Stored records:
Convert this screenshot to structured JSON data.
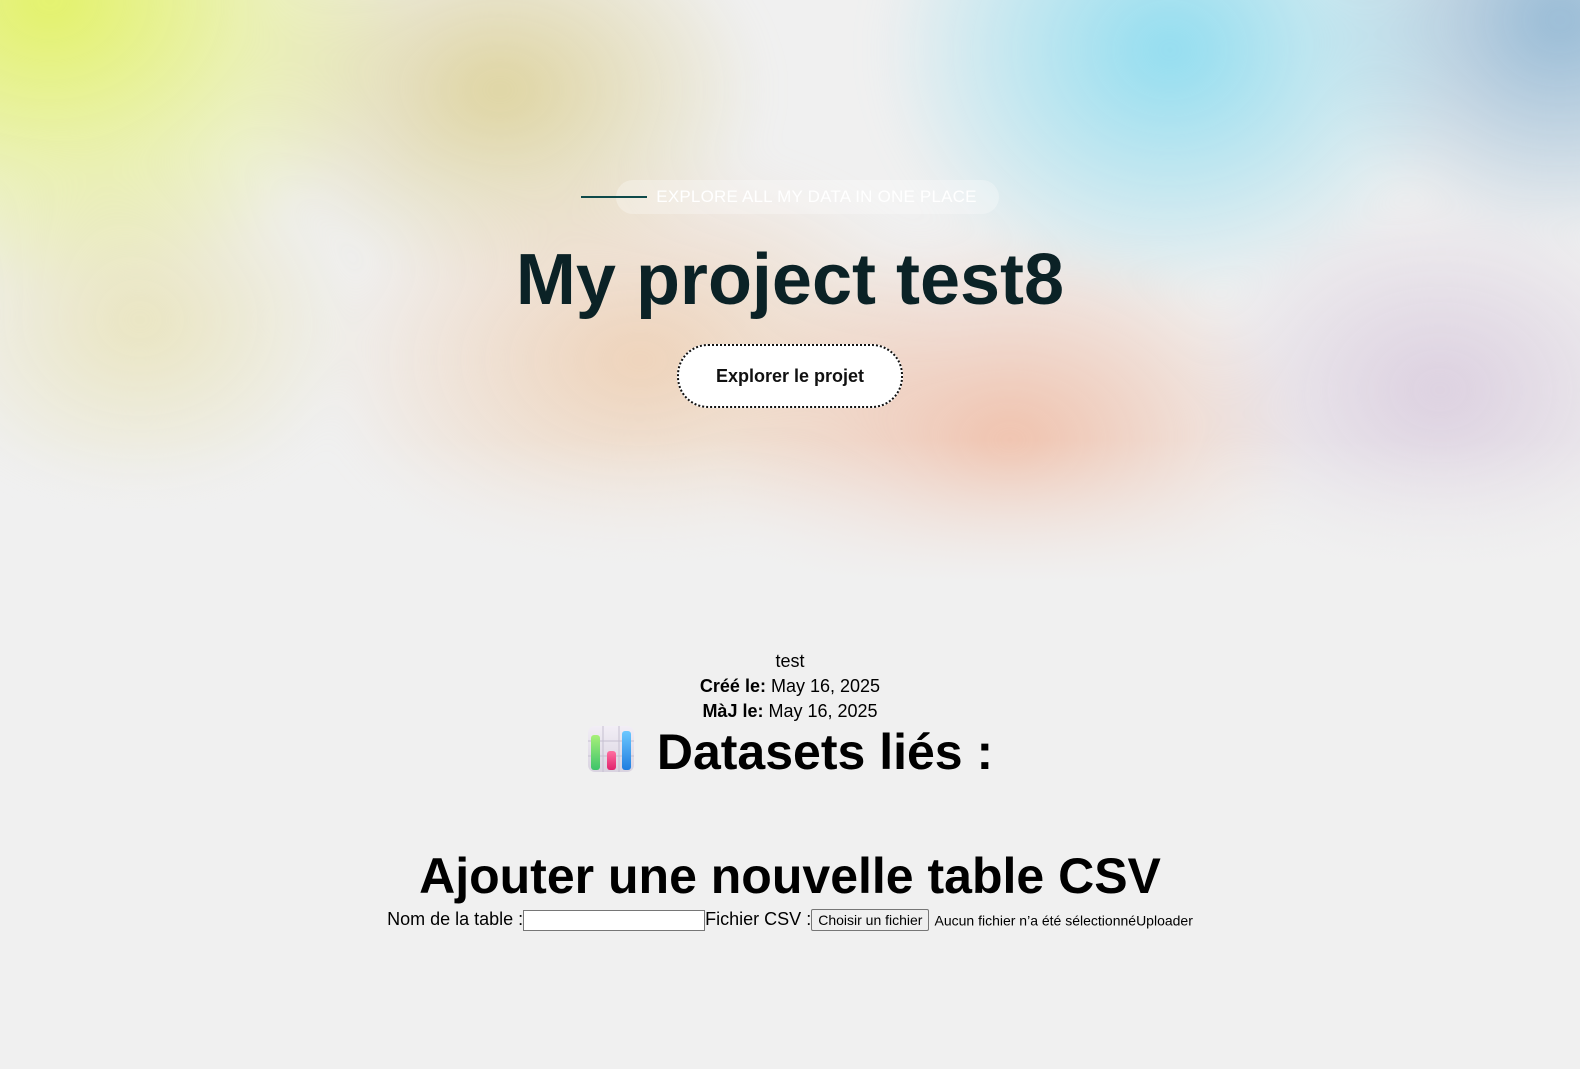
{
  "hero": {
    "tagline": "EXPLORE ALL MY DATA IN ONE PLACE",
    "title": "My project test8",
    "explore_button": "Explorer le projet"
  },
  "project": {
    "description": "test",
    "created_label": "Créé le:",
    "created_value": "May 16, 2025",
    "updated_label": "MàJ le:",
    "updated_value": "May 16, 2025"
  },
  "datasets": {
    "heading": "Datasets liés :",
    "icon": "bar-chart-icon"
  },
  "upload_form": {
    "heading": "Ajouter une nouvelle table CSV",
    "table_name_label": "Nom de la table :",
    "table_name_value": "",
    "csv_label": "Fichier CSV :",
    "choose_file_button": "Choisir un fichier",
    "no_file_text": "Aucun fichier n’a été sélectionné",
    "upload_button": "Uploader"
  },
  "colors": {
    "title": "#0b2226",
    "tagline_line": "#0e4a4a",
    "page_background": "#f0f0f0"
  }
}
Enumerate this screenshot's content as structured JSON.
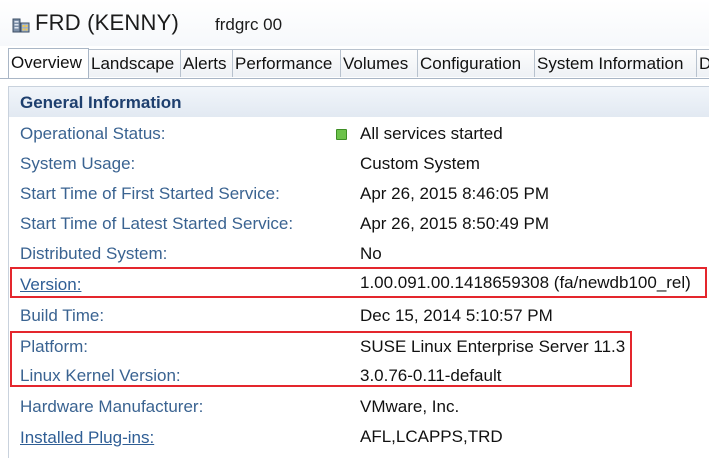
{
  "header": {
    "title": "FRD (KENNY)",
    "subtitle": "frdgrc 00",
    "icon": "system-icon"
  },
  "tabs": [
    {
      "label": "Overview",
      "active": true
    },
    {
      "label": "Landscape",
      "active": false
    },
    {
      "label": "Alerts",
      "active": false
    },
    {
      "label": "Performance",
      "active": false
    },
    {
      "label": "Volumes",
      "active": false
    },
    {
      "label": "Configuration",
      "active": false
    },
    {
      "label": "System Information",
      "active": false
    },
    {
      "label": "D",
      "active": false
    }
  ],
  "section": {
    "title": "General Information"
  },
  "rows": [
    {
      "label": "Operational Status:",
      "value": "All services started",
      "status_color": "#6cc24a"
    },
    {
      "label": "System Usage:",
      "value": "Custom System"
    },
    {
      "label": "Start Time of First Started Service:",
      "value": "Apr 26, 2015 8:46:05 PM"
    },
    {
      "label": "Start Time of Latest Started Service:",
      "value": "Apr 26, 2015 8:50:49 PM"
    },
    {
      "label": "Distributed System:",
      "value": "No"
    },
    {
      "label": "Version:",
      "value": "1.00.091.00.1418659308 (fa/newdb100_rel)",
      "link": true
    },
    {
      "label": "Build Time:",
      "value": "Dec 15, 2014 5:10:57 PM"
    },
    {
      "label": "Platform:",
      "value": "SUSE Linux Enterprise Server 11.3"
    },
    {
      "label": "Linux Kernel Version:",
      "value": "3.0.76-0.11-default"
    },
    {
      "label": "Hardware Manufacturer:",
      "value": "VMware, Inc."
    },
    {
      "label": "Installed Plug-ins:",
      "value": "AFL,LCAPPS,TRD",
      "link": true
    }
  ],
  "colors": {
    "highlight": "#e4262d",
    "label": "#3a6391",
    "section_title": "#1e3f6e"
  }
}
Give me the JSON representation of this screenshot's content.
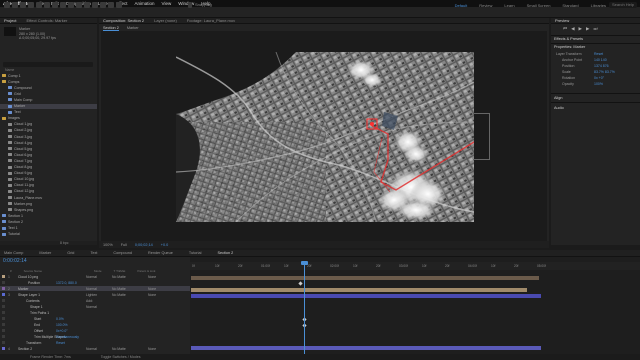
{
  "menubar": {
    "app": "After Effects",
    "items": [
      "File",
      "Edit",
      "Composition",
      "Layer",
      "Effect",
      "Animation",
      "View",
      "Window",
      "Help"
    ],
    "right": [
      "Sat 10:03"
    ]
  },
  "toolbar": {
    "snapping": "Snapping",
    "workspaces": [
      "Default",
      "Review",
      "Learn",
      "Small Screen",
      "Standard",
      "Libraries"
    ],
    "active_workspace": "Default",
    "search_placeholder": "Search Help"
  },
  "project": {
    "tabs": [
      "Project",
      "Effect Controls: Marker"
    ],
    "info": [
      "Marker",
      "280 x 280 (1.00)",
      "Δ 0;00;05;00, 29.97 fps"
    ],
    "items": [
      {
        "name": "Comp 1",
        "type": "folder"
      },
      {
        "name": "Comps",
        "type": "folder"
      },
      {
        "name": "Compound",
        "type": "comp"
      },
      {
        "name": "Grid",
        "type": "comp"
      },
      {
        "name": "Main Comp",
        "type": "comp"
      },
      {
        "name": "Marker",
        "type": "comp"
      },
      {
        "name": "Text",
        "type": "comp"
      },
      {
        "name": "Images",
        "type": "folder"
      },
      {
        "name": "Cloud 1.jpg",
        "type": "img"
      },
      {
        "name": "Cloud 2.jpg",
        "type": "img"
      },
      {
        "name": "Cloud 3.jpg",
        "type": "img"
      },
      {
        "name": "Cloud 4.jpg",
        "type": "img"
      },
      {
        "name": "Cloud 5.jpg",
        "type": "img"
      },
      {
        "name": "Cloud 6.jpg",
        "type": "img"
      },
      {
        "name": "Cloud 7.jpg",
        "type": "img"
      },
      {
        "name": "Cloud 8.jpg",
        "type": "img"
      },
      {
        "name": "Cloud 9.jpg",
        "type": "img"
      },
      {
        "name": "Cloud 10.jpg",
        "type": "img"
      },
      {
        "name": "Cloud 11.jpg",
        "type": "img"
      },
      {
        "name": "Cloud 12.jpg",
        "type": "img"
      },
      {
        "name": "Laura_Plane.mov",
        "type": "img"
      },
      {
        "name": "Marker.png",
        "type": "img"
      },
      {
        "name": "Shapes.png",
        "type": "img"
      },
      {
        "name": "Section 1",
        "type": "comp"
      },
      {
        "name": "Section 2",
        "type": "comp"
      },
      {
        "name": "Text 1",
        "type": "comp"
      },
      {
        "name": "Tutorial",
        "type": "comp"
      }
    ],
    "selected_index": 5,
    "bpc": "8 bpc"
  },
  "composition": {
    "tabs": [
      "Composition: Section 2",
      "Layer (none)",
      "Footage: Laura_Plane.mov"
    ],
    "subtabs": [
      "Section 2",
      "Marker"
    ],
    "zoom": "100%",
    "resolution": "Full",
    "timecode": "0;00;02;14",
    "exposure": "+0.0"
  },
  "right": {
    "preview": "Preview",
    "effects_presets": "Effects & Presets",
    "properties_title": "Properties: Marker",
    "layer_transform": "Layer Transform",
    "reset": "Reset",
    "props": [
      {
        "label": "Anchor Point",
        "value": "140   140"
      },
      {
        "label": "Position",
        "value": "1374   876"
      },
      {
        "label": "Scale",
        "value": "83.7%   83.7%"
      },
      {
        "label": "Rotation",
        "value": "0x +0°"
      },
      {
        "label": "Opacity",
        "value": "100%"
      }
    ],
    "align": "Align",
    "audio": "Audio"
  },
  "timeline": {
    "tabs": [
      "Main Comp",
      "Marker",
      "Grid",
      "Text",
      "Compound",
      "Render Queue",
      "Tutorial",
      "Section 2"
    ],
    "active_tab": "Section 2",
    "timecode": "0:00:02:14",
    "col_headers": [
      "#",
      "Source Name",
      "Mode",
      "T TrkMat",
      "Parent & Link"
    ],
    "rows": [
      {
        "num": "1",
        "name": "Cloud 10.png",
        "mode": "Normal",
        "trk": "No Matte",
        "parent": "None"
      },
      {
        "num": "",
        "name": "Position",
        "value": "1372.0, 880.0",
        "mode": "",
        "trk": "",
        "parent": ""
      },
      {
        "num": "2",
        "name": "Marker",
        "mode": "Normal",
        "trk": "No Matte",
        "parent": "None"
      },
      {
        "num": "3",
        "name": "Shape Layer 1",
        "mode": "Lighten",
        "trk": "No Matte",
        "parent": "None"
      },
      {
        "num": "",
        "name": "Contents",
        "value": "",
        "mode": "Add:",
        "trk": "",
        "parent": ""
      },
      {
        "num": "",
        "name": "Shape 1",
        "mode": "Normal",
        "trk": "",
        "parent": ""
      },
      {
        "num": "",
        "name": "Trim Paths 1",
        "value": "",
        "mode": "",
        "trk": "",
        "parent": ""
      },
      {
        "num": "",
        "name": "Start",
        "value": "0.0%",
        "mode": "",
        "trk": "",
        "parent": ""
      },
      {
        "num": "",
        "name": "End",
        "value": "100.0%",
        "mode": "",
        "trk": "",
        "parent": ""
      },
      {
        "num": "",
        "name": "Offset",
        "value": "0x+0.0°",
        "mode": "",
        "trk": "",
        "parent": ""
      },
      {
        "num": "",
        "name": "Trim Multiple Shapes",
        "value": "Simultaneously",
        "mode": "",
        "trk": "",
        "parent": ""
      },
      {
        "num": "",
        "name": "Transform",
        "value": "Reset",
        "mode": "",
        "trk": "",
        "parent": ""
      },
      {
        "num": "4",
        "name": "Section 2",
        "mode": "Normal",
        "trk": "No Matte",
        "parent": "None"
      }
    ],
    "ruler": [
      "0f",
      "10f",
      "20f",
      "01:00f",
      "10f",
      "20f",
      "02:00f",
      "10f",
      "20f",
      "03:00f",
      "10f",
      "20f",
      "04:00f",
      "10f",
      "20f",
      "05:00f"
    ]
  },
  "status": {
    "frame_render": "Frame Render Time: 7ms",
    "toggle": "Toggle Switches / Modes"
  }
}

__DIRECTIVE__
Note each line of the entries that has "JSON" in it, and copy those lines.

__COMPLETE ANSWER__
Convert this screenshot to structured JSON data.
Enumerate this screenshot's content as structured JSON.
Give me the JSON representation of this screenshot's content.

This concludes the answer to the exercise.